Data entries
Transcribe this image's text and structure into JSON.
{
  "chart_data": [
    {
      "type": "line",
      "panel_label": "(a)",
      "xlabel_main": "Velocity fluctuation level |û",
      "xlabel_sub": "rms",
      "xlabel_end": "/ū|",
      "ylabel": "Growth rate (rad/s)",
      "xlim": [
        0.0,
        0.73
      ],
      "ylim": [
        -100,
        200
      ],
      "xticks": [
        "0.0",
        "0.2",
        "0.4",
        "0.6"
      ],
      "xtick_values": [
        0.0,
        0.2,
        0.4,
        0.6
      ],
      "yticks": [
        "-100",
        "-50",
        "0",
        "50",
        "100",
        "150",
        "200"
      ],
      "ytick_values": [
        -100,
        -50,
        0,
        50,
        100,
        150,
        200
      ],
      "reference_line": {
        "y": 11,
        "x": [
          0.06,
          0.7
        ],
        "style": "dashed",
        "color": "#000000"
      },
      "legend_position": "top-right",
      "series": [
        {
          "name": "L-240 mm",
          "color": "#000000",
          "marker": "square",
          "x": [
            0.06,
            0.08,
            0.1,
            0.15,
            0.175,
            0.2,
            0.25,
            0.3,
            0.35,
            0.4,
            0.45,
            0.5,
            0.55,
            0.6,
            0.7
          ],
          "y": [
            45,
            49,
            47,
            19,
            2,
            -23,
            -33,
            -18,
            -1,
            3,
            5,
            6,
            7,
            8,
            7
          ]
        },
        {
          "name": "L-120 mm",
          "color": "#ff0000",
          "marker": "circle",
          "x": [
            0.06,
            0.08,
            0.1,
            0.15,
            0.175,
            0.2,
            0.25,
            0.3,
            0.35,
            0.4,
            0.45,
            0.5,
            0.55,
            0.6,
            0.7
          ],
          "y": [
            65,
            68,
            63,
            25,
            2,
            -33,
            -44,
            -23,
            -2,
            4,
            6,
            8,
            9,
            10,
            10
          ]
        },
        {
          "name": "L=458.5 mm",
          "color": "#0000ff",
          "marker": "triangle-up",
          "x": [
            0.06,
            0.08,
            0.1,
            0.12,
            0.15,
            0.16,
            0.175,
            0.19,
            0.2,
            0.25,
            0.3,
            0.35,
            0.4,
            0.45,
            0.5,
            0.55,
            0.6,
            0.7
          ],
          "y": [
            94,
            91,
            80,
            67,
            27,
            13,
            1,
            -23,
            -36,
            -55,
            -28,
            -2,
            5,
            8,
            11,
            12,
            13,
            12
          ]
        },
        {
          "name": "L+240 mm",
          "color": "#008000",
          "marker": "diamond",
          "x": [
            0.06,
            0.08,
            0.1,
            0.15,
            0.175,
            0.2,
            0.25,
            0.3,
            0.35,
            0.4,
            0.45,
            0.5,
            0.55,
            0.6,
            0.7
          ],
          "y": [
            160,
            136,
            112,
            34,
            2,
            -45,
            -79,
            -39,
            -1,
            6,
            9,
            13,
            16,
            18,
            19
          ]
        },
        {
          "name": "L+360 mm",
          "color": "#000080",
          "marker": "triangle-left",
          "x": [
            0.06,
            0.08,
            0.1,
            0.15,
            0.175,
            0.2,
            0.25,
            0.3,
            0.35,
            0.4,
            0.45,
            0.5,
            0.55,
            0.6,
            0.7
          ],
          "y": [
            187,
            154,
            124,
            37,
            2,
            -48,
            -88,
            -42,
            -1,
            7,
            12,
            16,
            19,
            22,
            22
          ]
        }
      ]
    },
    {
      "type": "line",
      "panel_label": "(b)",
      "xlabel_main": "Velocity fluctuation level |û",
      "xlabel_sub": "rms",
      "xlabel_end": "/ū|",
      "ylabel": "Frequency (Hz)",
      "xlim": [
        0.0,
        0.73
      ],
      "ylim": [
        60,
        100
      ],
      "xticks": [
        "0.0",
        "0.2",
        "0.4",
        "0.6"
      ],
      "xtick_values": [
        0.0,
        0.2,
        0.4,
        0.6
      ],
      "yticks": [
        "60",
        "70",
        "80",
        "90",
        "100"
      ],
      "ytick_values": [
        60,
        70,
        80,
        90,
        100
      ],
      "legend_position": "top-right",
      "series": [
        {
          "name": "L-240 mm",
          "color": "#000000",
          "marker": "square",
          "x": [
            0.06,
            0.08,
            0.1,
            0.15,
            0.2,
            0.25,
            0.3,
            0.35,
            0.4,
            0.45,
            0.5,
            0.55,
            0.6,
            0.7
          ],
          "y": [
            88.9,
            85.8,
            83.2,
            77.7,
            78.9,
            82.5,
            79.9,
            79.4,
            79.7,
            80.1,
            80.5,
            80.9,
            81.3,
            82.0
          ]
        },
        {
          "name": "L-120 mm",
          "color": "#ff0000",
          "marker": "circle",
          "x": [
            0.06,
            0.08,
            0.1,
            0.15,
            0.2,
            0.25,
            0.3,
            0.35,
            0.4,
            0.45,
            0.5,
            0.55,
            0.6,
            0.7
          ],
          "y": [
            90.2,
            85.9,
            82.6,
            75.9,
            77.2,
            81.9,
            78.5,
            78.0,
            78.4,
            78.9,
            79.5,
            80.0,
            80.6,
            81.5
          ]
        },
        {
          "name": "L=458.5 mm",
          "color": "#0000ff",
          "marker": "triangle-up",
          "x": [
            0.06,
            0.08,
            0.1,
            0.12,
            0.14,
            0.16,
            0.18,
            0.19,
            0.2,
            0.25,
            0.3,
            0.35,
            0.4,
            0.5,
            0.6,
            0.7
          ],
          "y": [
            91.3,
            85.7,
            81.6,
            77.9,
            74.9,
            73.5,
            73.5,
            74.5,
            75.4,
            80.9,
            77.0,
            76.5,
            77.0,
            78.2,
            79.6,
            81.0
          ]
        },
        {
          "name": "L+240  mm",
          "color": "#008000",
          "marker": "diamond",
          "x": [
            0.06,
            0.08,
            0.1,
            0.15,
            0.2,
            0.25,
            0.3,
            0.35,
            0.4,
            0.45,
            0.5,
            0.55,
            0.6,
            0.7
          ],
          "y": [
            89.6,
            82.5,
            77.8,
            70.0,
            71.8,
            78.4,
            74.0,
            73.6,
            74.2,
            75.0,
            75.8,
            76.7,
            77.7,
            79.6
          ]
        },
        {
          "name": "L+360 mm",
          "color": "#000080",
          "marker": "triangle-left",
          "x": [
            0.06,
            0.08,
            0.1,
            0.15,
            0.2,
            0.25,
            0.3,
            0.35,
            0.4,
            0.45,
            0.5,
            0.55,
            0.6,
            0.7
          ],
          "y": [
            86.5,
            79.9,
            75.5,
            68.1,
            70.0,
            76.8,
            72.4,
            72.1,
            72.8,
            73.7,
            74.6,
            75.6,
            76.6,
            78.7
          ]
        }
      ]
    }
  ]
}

AIM OF THE TASK: Would you reproduce the material above in full, exactly as given?

THE REPLY:
Transcribe this image's text and structure into JSON.
{
  "chart_data": [
    {
      "type": "line",
      "panel_label": "(a)",
      "xlabel_main": "Velocity fluctuation level |û",
      "xlabel_sub": "rms",
      "xlabel_end": "/ū|",
      "ylabel": "Growth rate (rad/s)",
      "xlim": [
        0.0,
        0.73
      ],
      "ylim": [
        -100,
        200
      ],
      "xticks": [
        "0.0",
        "0.2",
        "0.4",
        "0.6"
      ],
      "xtick_values": [
        0.0,
        0.2,
        0.4,
        0.6
      ],
      "yticks": [
        "-100",
        "-50",
        "0",
        "50",
        "100",
        "150",
        "200"
      ],
      "ytick_values": [
        -100,
        -50,
        0,
        50,
        100,
        150,
        200
      ],
      "reference_line": {
        "y": 11,
        "x": [
          0.06,
          0.7
        ],
        "style": "dashed",
        "color": "#000000"
      },
      "legend_position": "top-right",
      "series": [
        {
          "name": "L-240 mm",
          "color": "#000000",
          "marker": "square",
          "x": [
            0.06,
            0.08,
            0.1,
            0.15,
            0.175,
            0.2,
            0.25,
            0.3,
            0.35,
            0.4,
            0.45,
            0.5,
            0.55,
            0.6,
            0.7
          ],
          "y": [
            45,
            49,
            47,
            19,
            2,
            -23,
            -33,
            -18,
            -1,
            3,
            5,
            6,
            7,
            8,
            7
          ]
        },
        {
          "name": "L-120 mm",
          "color": "#ff0000",
          "marker": "circle",
          "x": [
            0.06,
            0.08,
            0.1,
            0.15,
            0.175,
            0.2,
            0.25,
            0.3,
            0.35,
            0.4,
            0.45,
            0.5,
            0.55,
            0.6,
            0.7
          ],
          "y": [
            65,
            68,
            63,
            25,
            2,
            -33,
            -44,
            -23,
            -2,
            4,
            6,
            8,
            9,
            10,
            10
          ]
        },
        {
          "name": "L=458.5 mm",
          "color": "#0000ff",
          "marker": "triangle-up",
          "x": [
            0.06,
            0.08,
            0.1,
            0.12,
            0.15,
            0.16,
            0.175,
            0.19,
            0.2,
            0.25,
            0.3,
            0.35,
            0.4,
            0.45,
            0.5,
            0.55,
            0.6,
            0.7
          ],
          "y": [
            94,
            91,
            80,
            67,
            27,
            13,
            1,
            -23,
            -36,
            -55,
            -28,
            -2,
            5,
            8,
            11,
            12,
            13,
            12
          ]
        },
        {
          "name": "L+240 mm",
          "color": "#008000",
          "marker": "diamond",
          "x": [
            0.06,
            0.08,
            0.1,
            0.15,
            0.175,
            0.2,
            0.25,
            0.3,
            0.35,
            0.4,
            0.45,
            0.5,
            0.55,
            0.6,
            0.7
          ],
          "y": [
            160,
            136,
            112,
            34,
            2,
            -45,
            -79,
            -39,
            -1,
            6,
            9,
            13,
            16,
            18,
            19
          ]
        },
        {
          "name": "L+360 mm",
          "color": "#000080",
          "marker": "triangle-left",
          "x": [
            0.06,
            0.08,
            0.1,
            0.15,
            0.175,
            0.2,
            0.25,
            0.3,
            0.35,
            0.4,
            0.45,
            0.5,
            0.55,
            0.6,
            0.7
          ],
          "y": [
            187,
            154,
            124,
            37,
            2,
            -48,
            -88,
            -42,
            -1,
            7,
            12,
            16,
            19,
            22,
            22
          ]
        }
      ]
    },
    {
      "type": "line",
      "panel_label": "(b)",
      "xlabel_main": "Velocity fluctuation level |û",
      "xlabel_sub": "rms",
      "xlabel_end": "/ū|",
      "ylabel": "Frequency (Hz)",
      "xlim": [
        0.0,
        0.73
      ],
      "ylim": [
        60,
        100
      ],
      "xticks": [
        "0.0",
        "0.2",
        "0.4",
        "0.6"
      ],
      "xtick_values": [
        0.0,
        0.2,
        0.4,
        0.6
      ],
      "yticks": [
        "60",
        "70",
        "80",
        "90",
        "100"
      ],
      "ytick_values": [
        60,
        70,
        80,
        90,
        100
      ],
      "legend_position": "top-right",
      "series": [
        {
          "name": "L-240 mm",
          "color": "#000000",
          "marker": "square",
          "x": [
            0.06,
            0.08,
            0.1,
            0.15,
            0.2,
            0.25,
            0.3,
            0.35,
            0.4,
            0.45,
            0.5,
            0.55,
            0.6,
            0.7
          ],
          "y": [
            88.9,
            85.8,
            83.2,
            77.7,
            78.9,
            82.5,
            79.9,
            79.4,
            79.7,
            80.1,
            80.5,
            80.9,
            81.3,
            82.0
          ]
        },
        {
          "name": "L-120 mm",
          "color": "#ff0000",
          "marker": "circle",
          "x": [
            0.06,
            0.08,
            0.1,
            0.15,
            0.2,
            0.25,
            0.3,
            0.35,
            0.4,
            0.45,
            0.5,
            0.55,
            0.6,
            0.7
          ],
          "y": [
            90.2,
            85.9,
            82.6,
            75.9,
            77.2,
            81.9,
            78.5,
            78.0,
            78.4,
            78.9,
            79.5,
            80.0,
            80.6,
            81.5
          ]
        },
        {
          "name": "L=458.5 mm",
          "color": "#0000ff",
          "marker": "triangle-up",
          "x": [
            0.06,
            0.08,
            0.1,
            0.12,
            0.14,
            0.16,
            0.18,
            0.19,
            0.2,
            0.25,
            0.3,
            0.35,
            0.4,
            0.5,
            0.6,
            0.7
          ],
          "y": [
            91.3,
            85.7,
            81.6,
            77.9,
            74.9,
            73.5,
            73.5,
            74.5,
            75.4,
            80.9,
            77.0,
            76.5,
            77.0,
            78.2,
            79.6,
            81.0
          ]
        },
        {
          "name": "L+240  mm",
          "color": "#008000",
          "marker": "diamond",
          "x": [
            0.06,
            0.08,
            0.1,
            0.15,
            0.2,
            0.25,
            0.3,
            0.35,
            0.4,
            0.45,
            0.5,
            0.55,
            0.6,
            0.7
          ],
          "y": [
            89.6,
            82.5,
            77.8,
            70.0,
            71.8,
            78.4,
            74.0,
            73.6,
            74.2,
            75.0,
            75.8,
            76.7,
            77.7,
            79.6
          ]
        },
        {
          "name": "L+360 mm",
          "color": "#000080",
          "marker": "triangle-left",
          "x": [
            0.06,
            0.08,
            0.1,
            0.15,
            0.2,
            0.25,
            0.3,
            0.35,
            0.4,
            0.45,
            0.5,
            0.55,
            0.6,
            0.7
          ],
          "y": [
            86.5,
            79.9,
            75.5,
            68.1,
            70.0,
            76.8,
            72.4,
            72.1,
            72.8,
            73.7,
            74.6,
            75.6,
            76.6,
            78.7
          ]
        }
      ]
    }
  ]
}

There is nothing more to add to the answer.